| DIRECTIVE |
Search the data for the string "image" and gather each line it is in.

| DATA FOR THIS EXERCISE |
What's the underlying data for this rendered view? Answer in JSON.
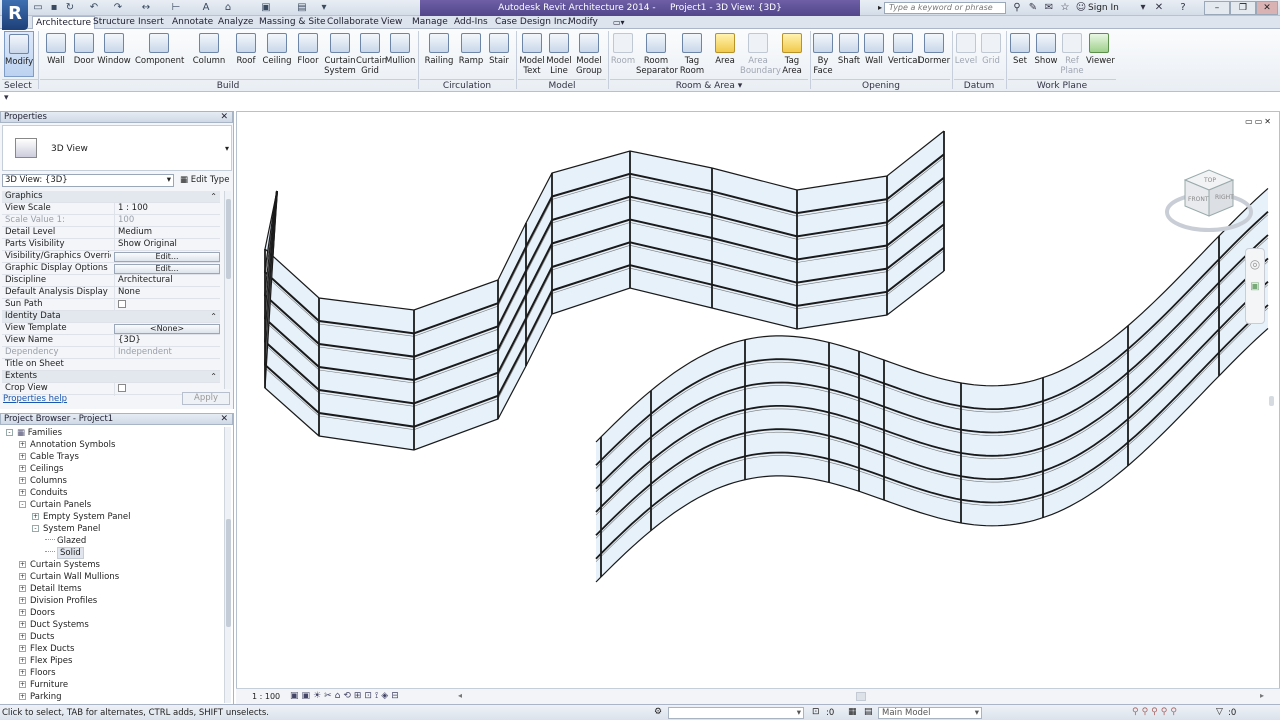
{
  "window": {
    "title": "Autodesk Revit Architecture 2014 -",
    "doc_title": "Project1 - 3D View: {3D}",
    "search_placeholder": "Type a keyword or phrase",
    "sign_in": "Sign In",
    "app_letter": "R"
  },
  "tabs": [
    "Architecture",
    "Structure",
    "Insert",
    "Annotate",
    "Analyze",
    "Massing & Site",
    "Collaborate",
    "View",
    "Manage",
    "Add-Ins",
    "Case Design Inc.",
    "Modify"
  ],
  "ribbon": {
    "buttons": [
      {
        "label": "Modify",
        "label2": ""
      },
      {
        "label": "Wall",
        "label2": ""
      },
      {
        "label": "Door",
        "label2": ""
      },
      {
        "label": "Window",
        "label2": ""
      },
      {
        "label": "Component",
        "label2": ""
      },
      {
        "label": "Column",
        "label2": ""
      },
      {
        "label": "Roof",
        "label2": ""
      },
      {
        "label": "Ceiling",
        "label2": ""
      },
      {
        "label": "Floor",
        "label2": ""
      },
      {
        "label": "Curtain",
        "label2": "System"
      },
      {
        "label": "Curtain",
        "label2": "Grid"
      },
      {
        "label": "Mullion",
        "label2": ""
      },
      {
        "label": "Railing",
        "label2": ""
      },
      {
        "label": "Ramp",
        "label2": ""
      },
      {
        "label": "Stair",
        "label2": ""
      },
      {
        "label": "Model",
        "label2": "Text"
      },
      {
        "label": "Model",
        "label2": "Line"
      },
      {
        "label": "Model",
        "label2": "Group"
      },
      {
        "label": "Room",
        "label2": ""
      },
      {
        "label": "Room",
        "label2": "Separator"
      },
      {
        "label": "Tag",
        "label2": "Room"
      },
      {
        "label": "Area",
        "label2": ""
      },
      {
        "label": "Area",
        "label2": "Boundary"
      },
      {
        "label": "Tag",
        "label2": "Area"
      },
      {
        "label": "By",
        "label2": "Face"
      },
      {
        "label": "Shaft",
        "label2": ""
      },
      {
        "label": "Wall",
        "label2": ""
      },
      {
        "label": "Vertical",
        "label2": ""
      },
      {
        "label": "Dormer",
        "label2": ""
      },
      {
        "label": "Level",
        "label2": ""
      },
      {
        "label": "Grid",
        "label2": ""
      },
      {
        "label": "Set",
        "label2": ""
      },
      {
        "label": "Show",
        "label2": ""
      },
      {
        "label": "Ref",
        "label2": "Plane"
      },
      {
        "label": "Viewer",
        "label2": ""
      }
    ],
    "panels": [
      "Select ▾",
      "Build",
      "Circulation",
      "Model",
      "Room & Area ▾",
      "Opening",
      "Datum",
      "Work Plane"
    ]
  },
  "properties": {
    "title": "Properties",
    "type_name": "3D View",
    "selector": "3D View: {3D}",
    "edit_type": "Edit Type",
    "rows": [
      {
        "k": "Graphics",
        "v": "",
        "kind": "group"
      },
      {
        "k": "View Scale",
        "v": "1 : 100",
        "kind": "row"
      },
      {
        "k": "Scale Value    1:",
        "v": "100",
        "kind": "dim"
      },
      {
        "k": "Detail Level",
        "v": "Medium",
        "kind": "row"
      },
      {
        "k": "Parts Visibility",
        "v": "Show Original",
        "kind": "row"
      },
      {
        "k": "Visibility/Graphics Overrides",
        "v": "Edit...",
        "kind": "btn"
      },
      {
        "k": "Graphic Display Options",
        "v": "Edit...",
        "kind": "btn"
      },
      {
        "k": "Discipline",
        "v": "Architectural",
        "kind": "row"
      },
      {
        "k": "Default Analysis Display S...",
        "v": "None",
        "kind": "row"
      },
      {
        "k": "Sun Path",
        "v": "",
        "kind": "check"
      },
      {
        "k": "Identity Data",
        "v": "",
        "kind": "group"
      },
      {
        "k": "View Template",
        "v": "<None>",
        "kind": "btn"
      },
      {
        "k": "View Name",
        "v": "{3D}",
        "kind": "row"
      },
      {
        "k": "Dependency",
        "v": "Independent",
        "kind": "dim"
      },
      {
        "k": "Title on Sheet",
        "v": "",
        "kind": "row"
      },
      {
        "k": "Extents",
        "v": "",
        "kind": "group"
      },
      {
        "k": "Crop View",
        "v": "",
        "kind": "check"
      }
    ],
    "help": "Properties help",
    "apply": "Apply"
  },
  "browser": {
    "title": "Project Browser - Project1",
    "items": [
      {
        "label": "Families",
        "level": 0,
        "exp": "-"
      },
      {
        "label": "Annotation Symbols",
        "level": 1,
        "exp": "+"
      },
      {
        "label": "Cable Trays",
        "level": 1,
        "exp": "+"
      },
      {
        "label": "Ceilings",
        "level": 1,
        "exp": "+"
      },
      {
        "label": "Columns",
        "level": 1,
        "exp": "+"
      },
      {
        "label": "Conduits",
        "level": 1,
        "exp": "+"
      },
      {
        "label": "Curtain Panels",
        "level": 1,
        "exp": "-"
      },
      {
        "label": "Empty System Panel",
        "level": 2,
        "exp": "+"
      },
      {
        "label": "System Panel",
        "level": 2,
        "exp": "-"
      },
      {
        "label": "Glazed",
        "level": 3,
        "exp": ""
      },
      {
        "label": "Solid",
        "level": 3,
        "exp": ""
      },
      {
        "label": "Curtain Systems",
        "level": 1,
        "exp": "+"
      },
      {
        "label": "Curtain Wall Mullions",
        "level": 1,
        "exp": "+"
      },
      {
        "label": "Detail Items",
        "level": 1,
        "exp": "+"
      },
      {
        "label": "Division Profiles",
        "level": 1,
        "exp": "+"
      },
      {
        "label": "Doors",
        "level": 1,
        "exp": "+"
      },
      {
        "label": "Duct Systems",
        "level": 1,
        "exp": "+"
      },
      {
        "label": "Ducts",
        "level": 1,
        "exp": "+"
      },
      {
        "label": "Flex Ducts",
        "level": 1,
        "exp": "+"
      },
      {
        "label": "Flex Pipes",
        "level": 1,
        "exp": "+"
      },
      {
        "label": "Floors",
        "level": 1,
        "exp": "+"
      },
      {
        "label": "Furniture",
        "level": 1,
        "exp": "+"
      },
      {
        "label": "Parking",
        "level": 1,
        "exp": "+"
      }
    ]
  },
  "viewcube": {
    "top": "TOP",
    "front": "FRONT",
    "right": "RIGHT"
  },
  "view_bar": {
    "scale": "1 : 100"
  },
  "status": {
    "hint": "Click to select, TAB for alternates, CTRL adds, SHIFT unselects.",
    "count": ":0",
    "model": "Main Model"
  },
  "colors": {
    "glass": "#e6f1fa",
    "mullion": "#1a1a1a",
    "accent": "#3f6fb0"
  }
}
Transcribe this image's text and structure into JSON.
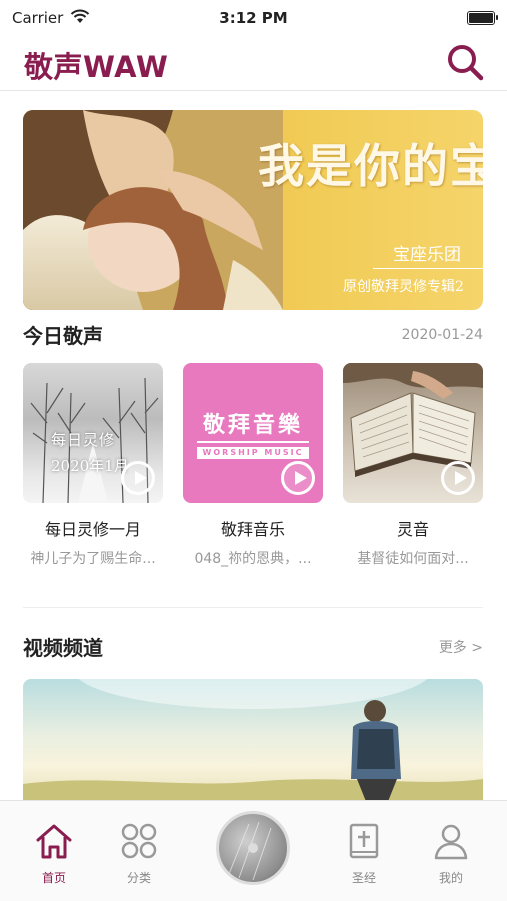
{
  "status_bar": {
    "carrier": "Carrier",
    "time": "3:12 PM"
  },
  "header": {
    "title": "敬声WAW",
    "search_icon": "search-icon"
  },
  "banner": {
    "headline": "我是你的宝",
    "band": "宝座乐团",
    "subtitle": "原创敬拜灵修专辑2"
  },
  "today": {
    "title": "今日敬声",
    "date": "2020-01-24",
    "cards": [
      {
        "name": "每日灵修一月",
        "desc": "神儿子为了赐生命...",
        "overlay_line1": "每日灵修",
        "overlay_line2": "2020年1月"
      },
      {
        "name": "敬拜音乐",
        "desc": "048_祢的恩典，...",
        "overlay_title": "敬拜音樂",
        "overlay_sub": "WORSHIP MUSIC"
      },
      {
        "name": "灵音",
        "desc": "基督徒如何面对..."
      }
    ]
  },
  "video": {
    "title": "视频频道",
    "more": "更多 >"
  },
  "tabbar": {
    "items": [
      {
        "label": "首页",
        "icon": "home-icon"
      },
      {
        "label": "分类",
        "icon": "category-icon"
      },
      {
        "label": "圣经",
        "icon": "bible-icon"
      },
      {
        "label": "我的",
        "icon": "profile-icon"
      }
    ]
  },
  "colors": {
    "accent": "#8a1d4f",
    "pink_card": "#e879bf"
  }
}
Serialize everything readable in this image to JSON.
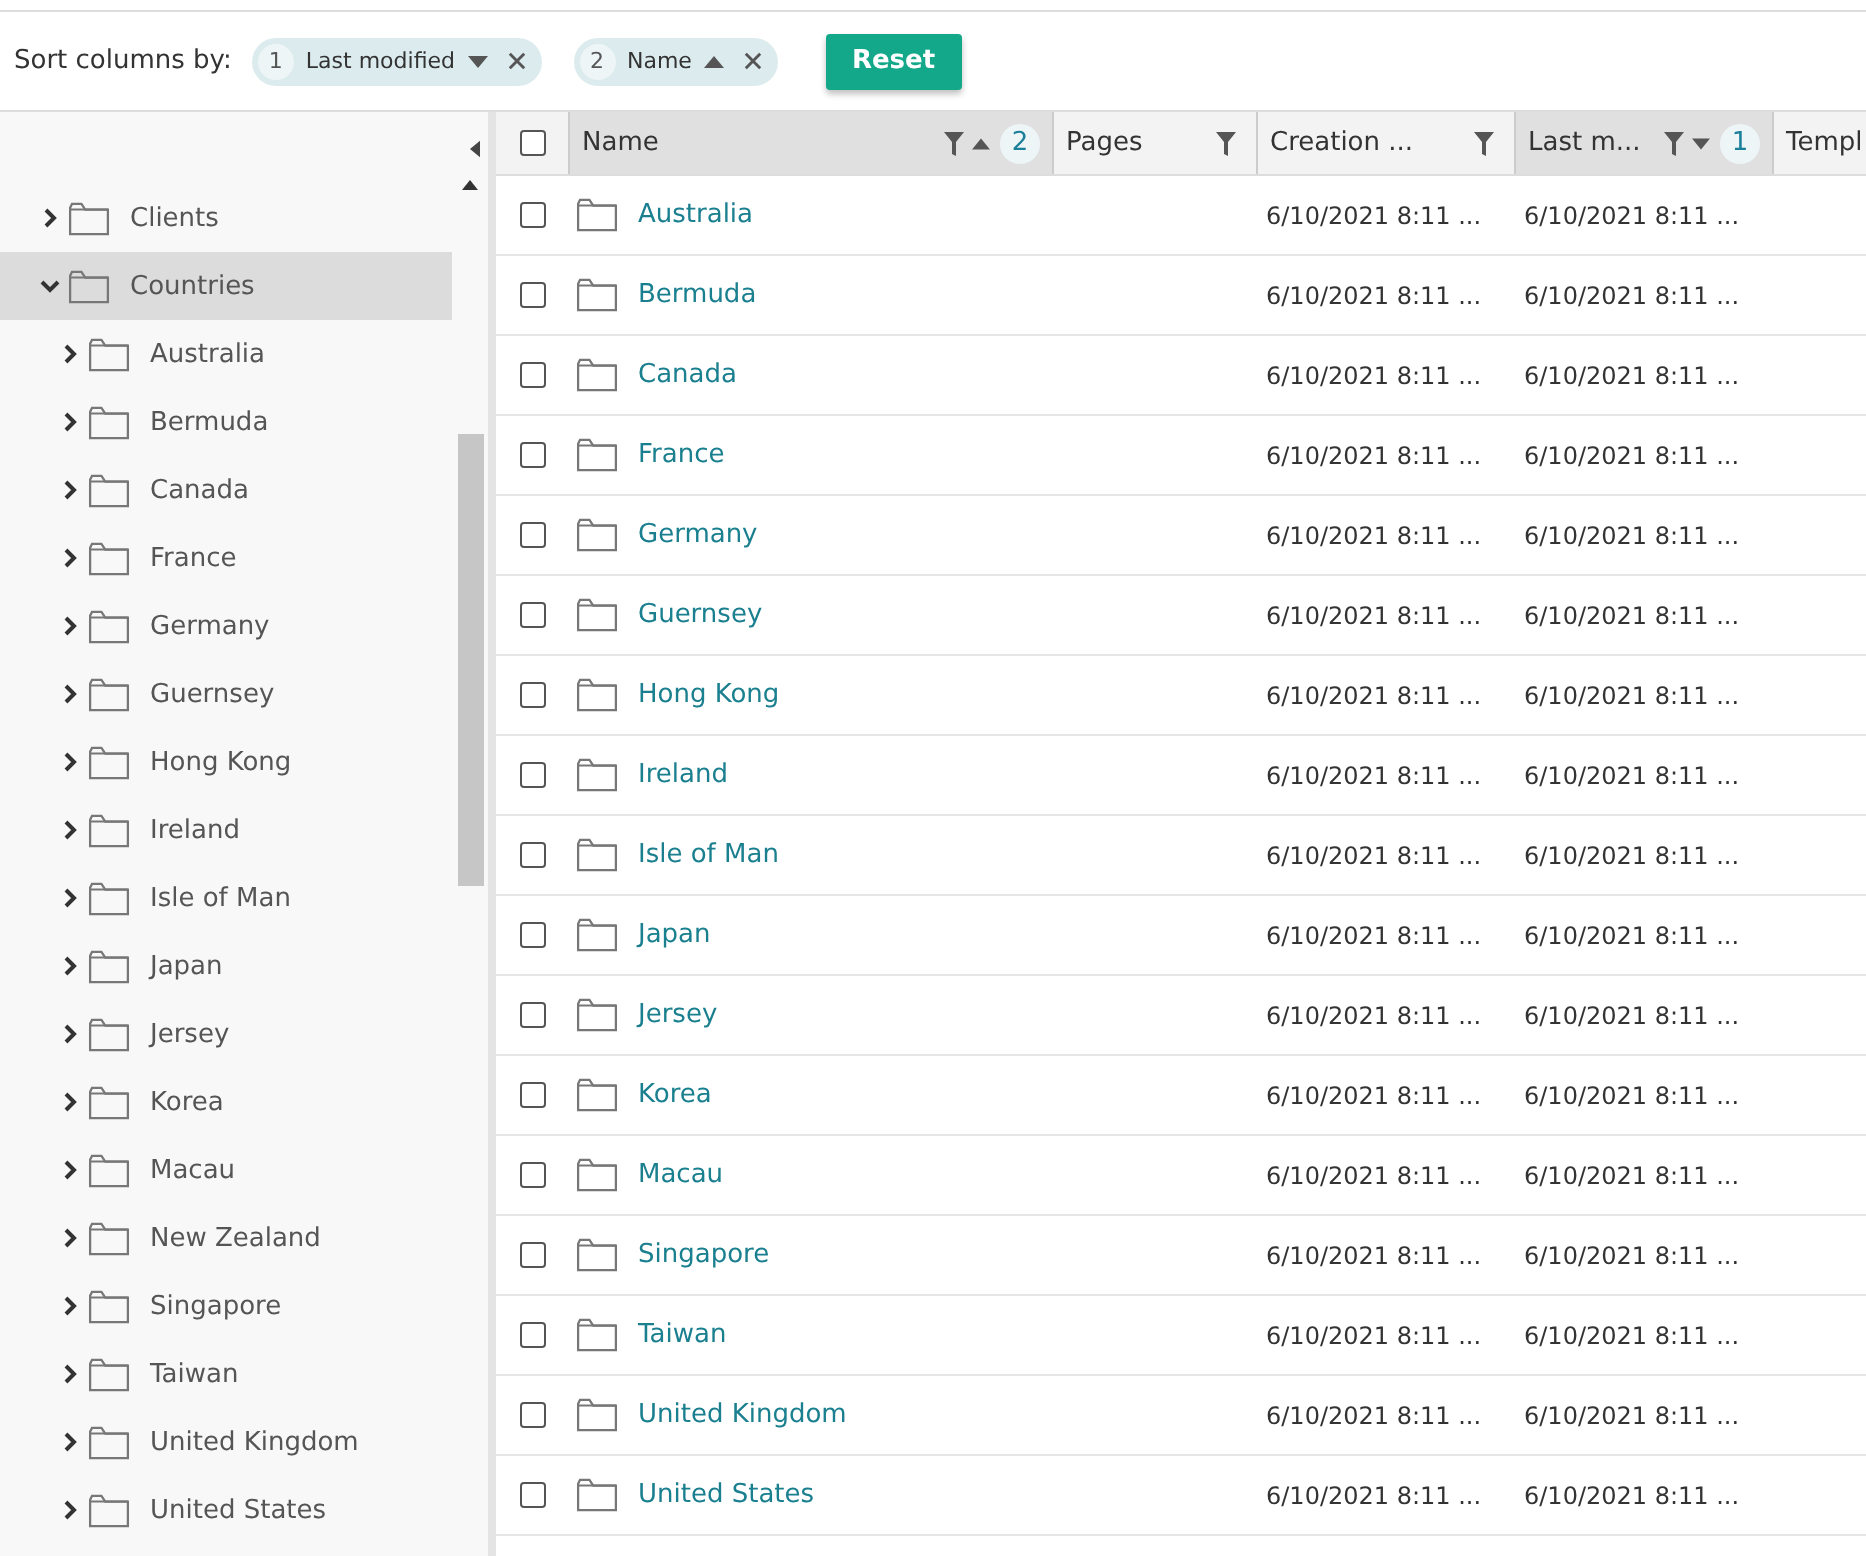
{
  "toolbar": {
    "label": "Sort columns by:",
    "chips": [
      {
        "order": "1",
        "label": "Last modified",
        "ascending": false
      },
      {
        "order": "2",
        "label": "Name",
        "ascending": true
      }
    ],
    "reset": "Reset"
  },
  "tree": [
    {
      "label": "Clients",
      "expanded": false,
      "selected": false
    },
    {
      "label": "Countries",
      "expanded": true,
      "selected": true,
      "children": [
        {
          "label": "Australia",
          "expanded": false,
          "selected": false
        },
        {
          "label": "Bermuda",
          "expanded": false,
          "selected": false
        },
        {
          "label": "Canada",
          "expanded": false,
          "selected": false
        },
        {
          "label": "France",
          "expanded": false,
          "selected": false
        },
        {
          "label": "Germany",
          "expanded": false,
          "selected": false
        },
        {
          "label": "Guernsey",
          "expanded": false,
          "selected": false
        },
        {
          "label": "Hong Kong",
          "expanded": false,
          "selected": false
        },
        {
          "label": "Ireland",
          "expanded": false,
          "selected": false
        },
        {
          "label": "Isle of Man",
          "expanded": false,
          "selected": false
        },
        {
          "label": "Japan",
          "expanded": false,
          "selected": false
        },
        {
          "label": "Jersey",
          "expanded": false,
          "selected": false
        },
        {
          "label": "Korea",
          "expanded": false,
          "selected": false
        },
        {
          "label": "Macau",
          "expanded": false,
          "selected": false
        },
        {
          "label": "New Zealand",
          "expanded": false,
          "selected": false
        },
        {
          "label": "Singapore",
          "expanded": false,
          "selected": false
        },
        {
          "label": "Taiwan",
          "expanded": false,
          "selected": false
        },
        {
          "label": "United Kingdom",
          "expanded": false,
          "selected": false
        },
        {
          "label": "United States",
          "expanded": false,
          "selected": false
        }
      ]
    }
  ],
  "table": {
    "select_all_checked": false,
    "columns": [
      {
        "label": "Name",
        "filter": true,
        "sorted": true,
        "ascending": true,
        "sort_order": "2"
      },
      {
        "label": "Pages",
        "filter": true,
        "sorted": false
      },
      {
        "label": "Creation ...",
        "filter": true,
        "sorted": false
      },
      {
        "label": "Last m...",
        "filter": true,
        "sorted": true,
        "ascending": false,
        "sort_order": "1"
      },
      {
        "label": "Templ",
        "sorted": false
      }
    ],
    "rows": [
      {
        "name": "Australia",
        "created": "6/10/2021 8:11 ...",
        "modified": "6/10/2021 8:11 ...",
        "checked": false
      },
      {
        "name": "Bermuda",
        "created": "6/10/2021 8:11 ...",
        "modified": "6/10/2021 8:11 ...",
        "checked": false
      },
      {
        "name": "Canada",
        "created": "6/10/2021 8:11 ...",
        "modified": "6/10/2021 8:11 ...",
        "checked": false
      },
      {
        "name": "France",
        "created": "6/10/2021 8:11 ...",
        "modified": "6/10/2021 8:11 ...",
        "checked": false
      },
      {
        "name": "Germany",
        "created": "6/10/2021 8:11 ...",
        "modified": "6/10/2021 8:11 ...",
        "checked": false
      },
      {
        "name": "Guernsey",
        "created": "6/10/2021 8:11 ...",
        "modified": "6/10/2021 8:11 ...",
        "checked": false
      },
      {
        "name": "Hong Kong",
        "created": "6/10/2021 8:11 ...",
        "modified": "6/10/2021 8:11 ...",
        "checked": false
      },
      {
        "name": "Ireland",
        "created": "6/10/2021 8:11 ...",
        "modified": "6/10/2021 8:11 ...",
        "checked": false
      },
      {
        "name": "Isle of Man",
        "created": "6/10/2021 8:11 ...",
        "modified": "6/10/2021 8:11 ...",
        "checked": false
      },
      {
        "name": "Japan",
        "created": "6/10/2021 8:11 ...",
        "modified": "6/10/2021 8:11 ...",
        "checked": false
      },
      {
        "name": "Jersey",
        "created": "6/10/2021 8:11 ...",
        "modified": "6/10/2021 8:11 ...",
        "checked": false
      },
      {
        "name": "Korea",
        "created": "6/10/2021 8:11 ...",
        "modified": "6/10/2021 8:11 ...",
        "checked": false
      },
      {
        "name": "Macau",
        "created": "6/10/2021 8:11 ...",
        "modified": "6/10/2021 8:11 ...",
        "checked": false
      },
      {
        "name": "Singapore",
        "created": "6/10/2021 8:11 ...",
        "modified": "6/10/2021 8:11 ...",
        "checked": false
      },
      {
        "name": "Taiwan",
        "created": "6/10/2021 8:11 ...",
        "modified": "6/10/2021 8:11 ...",
        "checked": false
      },
      {
        "name": "United Kingdom",
        "created": "6/10/2021 8:11 ...",
        "modified": "6/10/2021 8:11 ...",
        "checked": false
      },
      {
        "name": "United States",
        "created": "6/10/2021 8:11 ...",
        "modified": "6/10/2021 8:11 ...",
        "checked": false
      }
    ]
  }
}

| RESULT OF THIS TASK |
Transcribe this image's text and structure into JSON.
Serialize everything readable in this image to JSON.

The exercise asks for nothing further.